#### TASK OBJECTIVE
Reproduce the records below in full and word for word, excluding pictures.

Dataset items
====

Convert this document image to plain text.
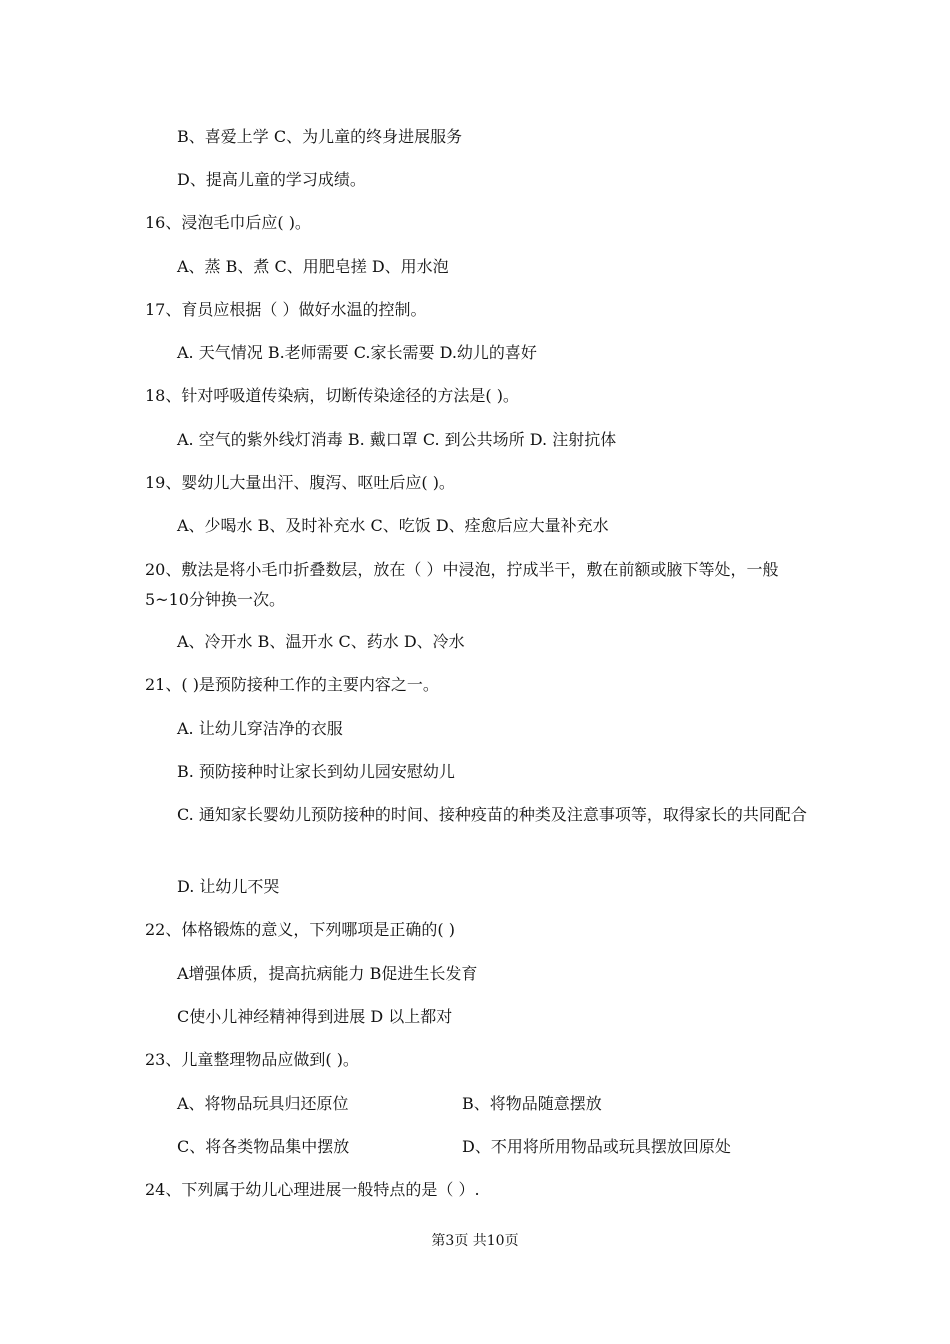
B、喜爱上学 C、为儿童的终身进展服务
D、提高儿童的学习成绩。
16、浸泡毛巾后应( )。
A、蒸 B、煮 C、用肥皂搓 D、用水泡
17、育员应根据（ ）做好水温的控制。
A. 天气情况 B.老师需要 C.家长需要 D.幼儿的喜好
18、针对呼吸道传染病，切断传染途径的方法是( )。
A. 空气的紫外线灯消毒 B. 戴口罩 C. 到公共场所 D. 注射抗体
19、婴幼儿大量出汗、腹泻、呕吐后应( )。
A、少喝水 B、及时补充水 C、吃饭 D、痊愈后应大量补充水
20、敷法是将小毛巾折叠数层，放在（ ）中浸泡，拧成半干，敷在前额或腋下等处，一般5~10分钟换一次。
A、冷开水 B、温开水 C、药水 D、冷水
21、( )是预防接种工作的主要内容之一。
A. 让幼儿穿洁净的衣服
B. 预防接种时让家长到幼儿园安慰幼儿
C. 通知家长婴幼儿预防接种的时间、接种疫苗的种类及注意事项等，取得家长的共同配合
D. 让幼儿不哭
22、体格锻炼的意义，下列哪项是正确的( )
A增强体质，提高抗病能力 B促进生长发育
C使小儿神经精神得到进展 D 以上都对
23、儿童整理物品应做到( )。
A、将物品玩具归还原位	B、将物品随意摆放
C、将各类物品集中摆放	D、不用将所用物品或玩具摆放回原处
24、下列属于幼儿心理进展一般特点的是（ ）.
第3页 共10页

====

#### RESULT OF THE EXERCISE
Convert this document image to plain text.
B、喜爱上学 C、为儿童的终身进展服务
D、提高儿童的学习成绩。
16、浸泡毛巾后应( )。
A、蒸 B、煮 C、用肥皂搓 D、用水泡
17、育员应根据（ ）做好水温的控制。
A. 天气情况 B.老师需要 C.家长需要 D.幼儿的喜好
18、针对呼吸道传染病，切断传染途径的方法是( )。
A. 空气的紫外线灯消毒 B. 戴口罩 C. 到公共场所 D. 注射抗体
19、婴幼儿大量出汗、腹泻、呕吐后应( )。
A、少喝水 B、及时补充水 C、吃饭 D、痊愈后应大量补充水
20、敷法是将小毛巾折叠数层，放在（ ）中浸泡，拧成半干，敷在前额或腋下等处，一般5~10分钟换一次。
A、冷开水 B、温开水 C、药水 D、冷水
21、( )是预防接种工作的主要内容之一。
A. 让幼儿穿洁净的衣服
B. 预防接种时让家长到幼儿园安慰幼儿
C. 通知家长婴幼儿预防接种的时间、接种疫苗的种类及注意事项等，取得家长的共同配合
D. 让幼儿不哭
22、体格锻炼的意义，下列哪项是正确的( )
A增强体质，提高抗病能力 B促进生长发育
C使小儿神经精神得到进展 D 以上都对
23、儿童整理物品应做到( )。
A、将物品玩具归还原位	B、将物品随意摆放
C、将各类物品集中摆放	D、不用将所用物品或玩具摆放回原处
24、下列属于幼儿心理进展一般特点的是（ ）.
第3页 共10页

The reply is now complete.